## Task requirements
Write out each entry, exactly the way it appears.

## Provided data

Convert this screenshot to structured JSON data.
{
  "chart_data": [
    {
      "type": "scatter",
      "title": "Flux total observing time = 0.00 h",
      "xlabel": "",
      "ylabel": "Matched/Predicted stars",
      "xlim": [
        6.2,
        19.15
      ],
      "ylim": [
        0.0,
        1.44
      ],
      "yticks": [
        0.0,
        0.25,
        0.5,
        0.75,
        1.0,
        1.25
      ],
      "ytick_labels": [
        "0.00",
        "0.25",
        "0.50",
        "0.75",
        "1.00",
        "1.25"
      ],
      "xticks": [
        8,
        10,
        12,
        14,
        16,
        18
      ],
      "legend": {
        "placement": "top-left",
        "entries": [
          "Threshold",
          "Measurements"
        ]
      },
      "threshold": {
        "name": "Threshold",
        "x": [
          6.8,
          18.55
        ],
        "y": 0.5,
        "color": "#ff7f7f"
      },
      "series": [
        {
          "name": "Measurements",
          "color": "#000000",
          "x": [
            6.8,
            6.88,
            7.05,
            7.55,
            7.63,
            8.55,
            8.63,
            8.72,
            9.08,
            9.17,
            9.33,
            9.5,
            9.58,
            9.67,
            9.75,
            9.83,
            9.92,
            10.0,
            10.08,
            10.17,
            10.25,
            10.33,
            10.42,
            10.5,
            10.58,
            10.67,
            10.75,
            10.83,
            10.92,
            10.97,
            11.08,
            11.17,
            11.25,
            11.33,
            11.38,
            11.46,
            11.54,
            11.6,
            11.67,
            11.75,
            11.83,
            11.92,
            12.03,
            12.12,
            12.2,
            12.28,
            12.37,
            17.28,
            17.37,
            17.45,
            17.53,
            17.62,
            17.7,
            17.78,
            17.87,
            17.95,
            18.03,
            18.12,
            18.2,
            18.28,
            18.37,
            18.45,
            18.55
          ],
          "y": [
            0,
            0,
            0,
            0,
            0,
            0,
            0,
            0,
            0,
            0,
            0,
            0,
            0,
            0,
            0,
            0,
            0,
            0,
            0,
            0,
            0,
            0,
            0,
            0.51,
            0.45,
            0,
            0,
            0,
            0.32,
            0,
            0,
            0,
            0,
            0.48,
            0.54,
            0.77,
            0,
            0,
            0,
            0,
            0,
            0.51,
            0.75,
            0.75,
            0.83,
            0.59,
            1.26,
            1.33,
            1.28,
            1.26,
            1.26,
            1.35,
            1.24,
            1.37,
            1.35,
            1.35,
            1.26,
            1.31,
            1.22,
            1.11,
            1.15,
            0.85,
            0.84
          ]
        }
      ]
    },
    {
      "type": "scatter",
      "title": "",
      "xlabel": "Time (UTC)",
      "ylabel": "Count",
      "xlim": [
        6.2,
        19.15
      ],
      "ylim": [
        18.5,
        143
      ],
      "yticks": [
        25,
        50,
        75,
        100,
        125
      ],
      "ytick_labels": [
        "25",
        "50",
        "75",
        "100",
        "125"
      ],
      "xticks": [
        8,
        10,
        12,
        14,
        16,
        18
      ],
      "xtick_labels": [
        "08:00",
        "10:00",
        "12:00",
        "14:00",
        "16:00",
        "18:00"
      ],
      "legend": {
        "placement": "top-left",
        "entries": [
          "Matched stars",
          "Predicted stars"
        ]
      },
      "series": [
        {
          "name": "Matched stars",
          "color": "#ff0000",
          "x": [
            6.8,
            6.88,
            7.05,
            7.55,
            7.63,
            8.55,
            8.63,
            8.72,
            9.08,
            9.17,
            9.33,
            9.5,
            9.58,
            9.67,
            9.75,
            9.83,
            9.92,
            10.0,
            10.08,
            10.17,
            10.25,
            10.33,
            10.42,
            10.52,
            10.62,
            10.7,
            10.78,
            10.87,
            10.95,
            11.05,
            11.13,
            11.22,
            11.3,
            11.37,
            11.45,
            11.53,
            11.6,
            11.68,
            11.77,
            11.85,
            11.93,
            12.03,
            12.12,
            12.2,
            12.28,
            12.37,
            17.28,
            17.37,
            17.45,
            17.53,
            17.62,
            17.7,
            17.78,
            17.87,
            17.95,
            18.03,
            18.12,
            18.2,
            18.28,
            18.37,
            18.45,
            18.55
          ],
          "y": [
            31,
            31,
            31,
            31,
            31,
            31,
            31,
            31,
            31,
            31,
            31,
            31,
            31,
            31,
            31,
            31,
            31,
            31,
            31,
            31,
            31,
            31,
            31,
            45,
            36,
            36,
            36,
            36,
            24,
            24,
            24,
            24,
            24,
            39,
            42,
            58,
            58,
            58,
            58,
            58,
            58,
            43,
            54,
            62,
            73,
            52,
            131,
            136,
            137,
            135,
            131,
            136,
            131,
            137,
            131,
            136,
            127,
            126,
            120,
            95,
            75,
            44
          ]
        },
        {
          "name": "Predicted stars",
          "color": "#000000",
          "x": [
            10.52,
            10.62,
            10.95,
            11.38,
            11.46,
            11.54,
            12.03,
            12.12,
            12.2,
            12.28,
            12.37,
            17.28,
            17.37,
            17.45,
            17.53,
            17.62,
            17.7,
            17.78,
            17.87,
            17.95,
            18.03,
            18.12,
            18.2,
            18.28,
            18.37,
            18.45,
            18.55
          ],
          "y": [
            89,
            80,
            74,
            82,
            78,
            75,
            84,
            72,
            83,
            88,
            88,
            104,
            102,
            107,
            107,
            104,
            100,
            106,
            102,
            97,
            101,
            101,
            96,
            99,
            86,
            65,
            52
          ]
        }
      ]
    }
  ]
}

## Response below
Convert this screenshot to structured JSON data.
{
  "chart_data": [
    {
      "type": "scatter",
      "title": "Flux total observing time = 0.00 h",
      "xlabel": "",
      "ylabel": "Matched/Predicted stars",
      "xlim": [
        6.2,
        19.15
      ],
      "ylim": [
        0.0,
        1.44
      ],
      "yticks": [
        0.0,
        0.25,
        0.5,
        0.75,
        1.0,
        1.25
      ],
      "ytick_labels": [
        "0.00",
        "0.25",
        "0.50",
        "0.75",
        "1.00",
        "1.25"
      ],
      "xticks": [
        8,
        10,
        12,
        14,
        16,
        18
      ],
      "legend": {
        "placement": "top-left",
        "entries": [
          "Threshold",
          "Measurements"
        ]
      },
      "threshold": {
        "name": "Threshold",
        "x": [
          6.8,
          18.55
        ],
        "y": 0.5,
        "color": "#ff7f7f"
      },
      "series": [
        {
          "name": "Measurements",
          "color": "#000000",
          "x": [
            6.8,
            6.88,
            7.05,
            7.55,
            7.63,
            8.55,
            8.63,
            8.72,
            9.08,
            9.17,
            9.33,
            9.5,
            9.58,
            9.67,
            9.75,
            9.83,
            9.92,
            10.0,
            10.08,
            10.17,
            10.25,
            10.33,
            10.42,
            10.5,
            10.58,
            10.67,
            10.75,
            10.83,
            10.92,
            10.97,
            11.08,
            11.17,
            11.25,
            11.33,
            11.38,
            11.46,
            11.54,
            11.6,
            11.67,
            11.75,
            11.83,
            11.92,
            12.03,
            12.12,
            12.2,
            12.28,
            12.37,
            17.28,
            17.37,
            17.45,
            17.53,
            17.62,
            17.7,
            17.78,
            17.87,
            17.95,
            18.03,
            18.12,
            18.2,
            18.28,
            18.37,
            18.45,
            18.55
          ],
          "y": [
            0,
            0,
            0,
            0,
            0,
            0,
            0,
            0,
            0,
            0,
            0,
            0,
            0,
            0,
            0,
            0,
            0,
            0,
            0,
            0,
            0,
            0,
            0,
            0.51,
            0.45,
            0,
            0,
            0,
            0.32,
            0,
            0,
            0,
            0,
            0.48,
            0.54,
            0.77,
            0,
            0,
            0,
            0,
            0,
            0.51,
            0.75,
            0.75,
            0.83,
            0.59,
            1.26,
            1.33,
            1.28,
            1.26,
            1.26,
            1.35,
            1.24,
            1.37,
            1.35,
            1.35,
            1.26,
            1.31,
            1.22,
            1.11,
            1.15,
            0.85,
            0.84
          ]
        }
      ]
    },
    {
      "type": "scatter",
      "title": "",
      "xlabel": "Time (UTC)",
      "ylabel": "Count",
      "xlim": [
        6.2,
        19.15
      ],
      "ylim": [
        18.5,
        143
      ],
      "yticks": [
        25,
        50,
        75,
        100,
        125
      ],
      "ytick_labels": [
        "25",
        "50",
        "75",
        "100",
        "125"
      ],
      "xticks": [
        8,
        10,
        12,
        14,
        16,
        18
      ],
      "xtick_labels": [
        "08:00",
        "10:00",
        "12:00",
        "14:00",
        "16:00",
        "18:00"
      ],
      "legend": {
        "placement": "top-left",
        "entries": [
          "Matched stars",
          "Predicted stars"
        ]
      },
      "series": [
        {
          "name": "Matched stars",
          "color": "#ff0000",
          "x": [
            6.8,
            6.88,
            7.05,
            7.55,
            7.63,
            8.55,
            8.63,
            8.72,
            9.08,
            9.17,
            9.33,
            9.5,
            9.58,
            9.67,
            9.75,
            9.83,
            9.92,
            10.0,
            10.08,
            10.17,
            10.25,
            10.33,
            10.42,
            10.52,
            10.62,
            10.7,
            10.78,
            10.87,
            10.95,
            11.05,
            11.13,
            11.22,
            11.3,
            11.37,
            11.45,
            11.53,
            11.6,
            11.68,
            11.77,
            11.85,
            11.93,
            12.03,
            12.12,
            12.2,
            12.28,
            12.37,
            17.28,
            17.37,
            17.45,
            17.53,
            17.62,
            17.7,
            17.78,
            17.87,
            17.95,
            18.03,
            18.12,
            18.2,
            18.28,
            18.37,
            18.45,
            18.55
          ],
          "y": [
            31,
            31,
            31,
            31,
            31,
            31,
            31,
            31,
            31,
            31,
            31,
            31,
            31,
            31,
            31,
            31,
            31,
            31,
            31,
            31,
            31,
            31,
            31,
            45,
            36,
            36,
            36,
            36,
            24,
            24,
            24,
            24,
            24,
            39,
            42,
            58,
            58,
            58,
            58,
            58,
            58,
            43,
            54,
            62,
            73,
            52,
            131,
            136,
            137,
            135,
            131,
            136,
            131,
            137,
            131,
            136,
            127,
            126,
            120,
            95,
            75,
            44
          ]
        },
        {
          "name": "Predicted stars",
          "color": "#000000",
          "x": [
            10.52,
            10.62,
            10.95,
            11.38,
            11.46,
            11.54,
            12.03,
            12.12,
            12.2,
            12.28,
            12.37,
            17.28,
            17.37,
            17.45,
            17.53,
            17.62,
            17.7,
            17.78,
            17.87,
            17.95,
            18.03,
            18.12,
            18.2,
            18.28,
            18.37,
            18.45,
            18.55
          ],
          "y": [
            89,
            80,
            74,
            82,
            78,
            75,
            84,
            72,
            83,
            88,
            88,
            104,
            102,
            107,
            107,
            104,
            100,
            106,
            102,
            97,
            101,
            101,
            96,
            99,
            86,
            65,
            52
          ]
        }
      ]
    }
  ]
}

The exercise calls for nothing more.